Extract to read
Brunei–Japan relations (Hubungan Brunei - Jepun, 日本とブルネイの関係) refers to bilateral foreign relations between Brunei and Japan. Brunei has an embassy in Tokyo, and Japan has an embassy in Bandar Seri Begawan.

== History ==
Relations has been established since 2 April 1984. Brunei and Japan had a long close and friendly ties especially in economic with Brunei heavily relies on Japan for imports such as motor vehicles, construction equipment, electronic goods and household appliances which dominate the Bruneian market.

==Relations between Brunei Royal Family and Japan Imperial Family==
The Sultan of Brunei paid a state visit to Japan in April 1984. For the first time in history, the Sultan of Brunei made an audience with Emperor Hirohito at the Tokyo Imperial Palace. During the Sultan's visit, both monarchs had exchanged state honours. The Sultan awarded the Emperor 1st Class - Darjah Kerabat Laila Utama Yang Amat Dihormati - D.K. (Laila Utama) while the Emperor bestowed the Sultan Collar of the Supreme Order of the Chrysanthemum.

The relations between both royal families continue in touch. The Sultan of Brunei attended the funeral of Emperor Hirohito in 1989. A year later, the Sultan attended the coronation of Emperor Akihito on 12 November 1990.

In September 1996 Prince Hitachi and Princess Hitachi visited Brunei. They became the first members of the Imperial Household to visit the sultanate.

On 9 September 2004, among the royal guests who were invited, Crown Prince Naruhito attended the royal wedding of Crown Prince Al-Muhtadee Billah to Pengiran Anak Sarah at Istana Nurul Iman in Bandar Seri Begawan.

Data listing
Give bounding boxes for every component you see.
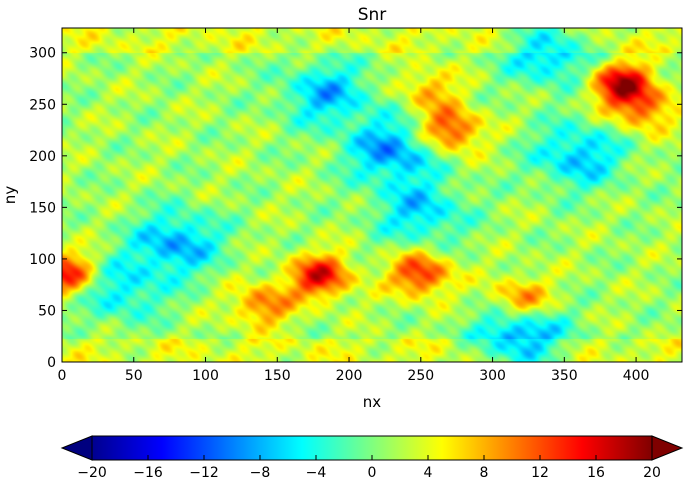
colorbar-extend-high xyxy=(651,435,684,461)
axes: 0 50 100 150 200 250 300 350 400 0 50 100 150 200 250 3… xyxy=(29,27,683,384)
plot-frame xyxy=(61,27,683,363)
y-tick-label: 0 xyxy=(47,355,56,371)
y-tick-label: 200 xyxy=(29,149,56,165)
y-tick-label: 300 xyxy=(29,46,56,62)
x-tick-label: 400 xyxy=(623,368,650,384)
colorbar-tick-label: 20 xyxy=(643,465,661,481)
x-tick-label: 300 xyxy=(479,368,506,384)
colorbar-extend-low xyxy=(60,435,93,461)
colorbar-tick-label: 4 xyxy=(424,465,433,481)
heatmap-field xyxy=(62,28,682,362)
y-tick-label: 100 xyxy=(29,252,56,268)
colorbar-tick-label: −16 xyxy=(133,465,163,481)
y-tick-label: 150 xyxy=(29,200,56,216)
y-tick-label: 50 xyxy=(38,303,56,319)
colorbar-tick-label: 0 xyxy=(368,465,377,481)
chart-title: Snr xyxy=(358,5,387,25)
x-axis-label: nx xyxy=(363,393,382,411)
x-tick-label: 0 xyxy=(58,368,67,384)
x-tick-label: 200 xyxy=(336,368,363,384)
x-tick-label: 250 xyxy=(407,368,434,384)
y-tick-label: 250 xyxy=(29,97,56,113)
colorbar-tick-label: 12 xyxy=(531,465,549,481)
x-tick-label: 100 xyxy=(192,368,219,384)
colorbar-tick-label: −20 xyxy=(77,465,107,481)
y-axis-label: ny xyxy=(1,186,19,205)
colorbar-tick-label: −8 xyxy=(250,465,271,481)
x-tick-label: 150 xyxy=(264,368,291,384)
x-tick-label: 50 xyxy=(125,368,143,384)
colorbar-tick-label: −4 xyxy=(306,465,327,481)
colorbar-tick-label: 8 xyxy=(480,465,489,481)
colorbar: −20 −16 −12 −8 −4 0 4 8 12 16 20 xyxy=(60,435,684,481)
x-tick-label: 350 xyxy=(551,368,578,384)
colorbar-tick-label: 16 xyxy=(587,465,605,481)
colorbar-tick-label: −12 xyxy=(189,465,219,481)
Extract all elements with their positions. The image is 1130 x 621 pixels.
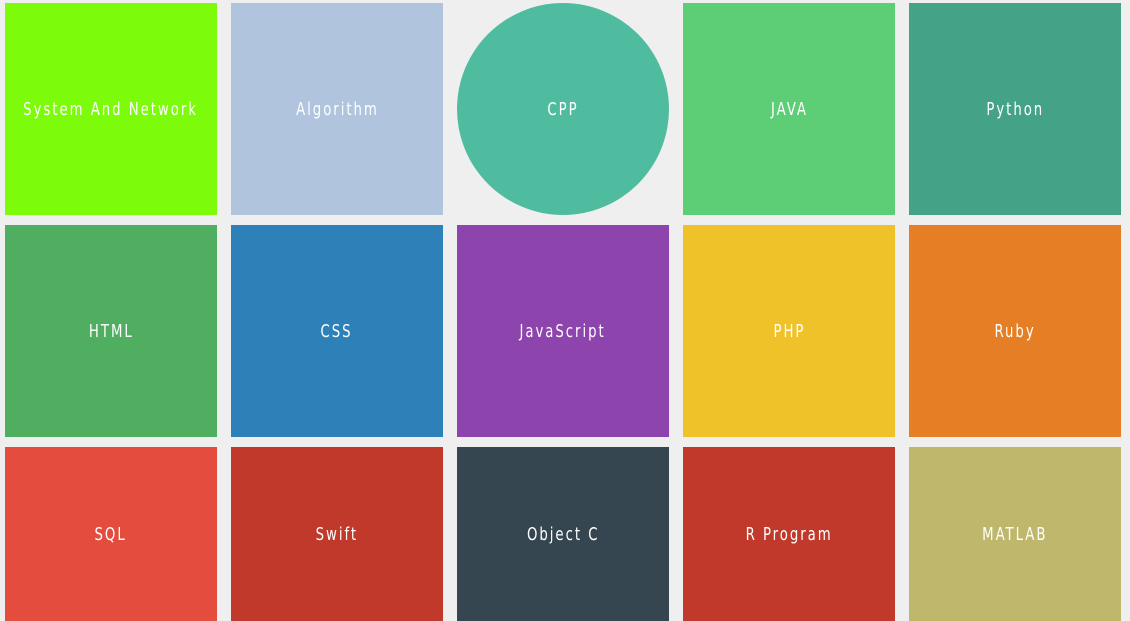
tile-label: MATLAB bbox=[982, 523, 1048, 545]
tile-label: Ruby bbox=[994, 320, 1036, 342]
tile-php[interactable]: PHP bbox=[683, 225, 895, 437]
tile-object-c[interactable]: Object C bbox=[457, 447, 669, 621]
tile-label: Object C bbox=[526, 523, 600, 545]
tile-label: System And Network bbox=[23, 98, 199, 120]
tile-label: CSS bbox=[320, 320, 354, 342]
tile-label: Swift bbox=[315, 523, 359, 545]
tile-swift[interactable]: Swift bbox=[231, 447, 443, 621]
tile-ruby[interactable]: Ruby bbox=[909, 225, 1121, 437]
tile-algorithm[interactable]: Algorithm bbox=[231, 3, 443, 215]
tile-system-and-network[interactable]: System And Network bbox=[5, 3, 217, 215]
tile-r-program[interactable]: R Program bbox=[683, 447, 895, 621]
tile-python[interactable]: Python bbox=[909, 3, 1121, 215]
tile-cpp[interactable]: CPP bbox=[457, 3, 669, 215]
tile-html[interactable]: HTML bbox=[5, 225, 217, 437]
tile-label: CPP bbox=[547, 98, 579, 120]
tile-label: R Program bbox=[745, 523, 833, 545]
tile-label: PHP bbox=[773, 320, 805, 342]
tile-label: SQL bbox=[94, 523, 128, 545]
tile-css[interactable]: CSS bbox=[231, 225, 443, 437]
tile-label: JavaScript bbox=[519, 320, 607, 342]
tile-sql[interactable]: SQL bbox=[5, 447, 217, 621]
tile-matlab[interactable]: MATLAB bbox=[909, 447, 1121, 621]
tile-javascript[interactable]: JavaScript bbox=[457, 225, 669, 437]
tile-label: HTML bbox=[88, 320, 134, 342]
tile-java[interactable]: JAVA bbox=[683, 3, 895, 215]
tile-label: JAVA bbox=[770, 98, 808, 120]
tile-label: Python bbox=[986, 98, 1044, 120]
tile-label: Algorithm bbox=[295, 98, 379, 120]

Tasks and exercises
1. Copy word for word the part of the Brunei–Japan relations text that opens with the words containing "Brunei–Japan relations (Hubungan" and closes with "the Bruneian market.".
2. Identify each line of the data listing that contains the string "MATLAB" with matching case, and copy those lines out in full.
The Brunei–Japan relations text and the data listing have nothing to do with each other.

Results by task
1.
Brunei–Japan relations (Hubungan Brunei - Jepun, 日本とブルネイの関係) refers to bilateral foreign relations between Brunei and Japan. Brunei has an embassy in Tokyo, and Japan has an embassy in Bandar Seri Begawan.

== History ==
Relations has been established since 2 April 1984. Brunei and Japan had a long close and friendly ties especially in economic with Brunei heavily relies on Japan for imports such as motor vehicles, construction equipment, electronic goods and household appliances which dominate the Bruneian market.

2.
tile-label: MATLAB bbox=[982, 523, 1048, 545]
tile-matlab[interactable]: MATLAB bbox=[909, 447, 1121, 621]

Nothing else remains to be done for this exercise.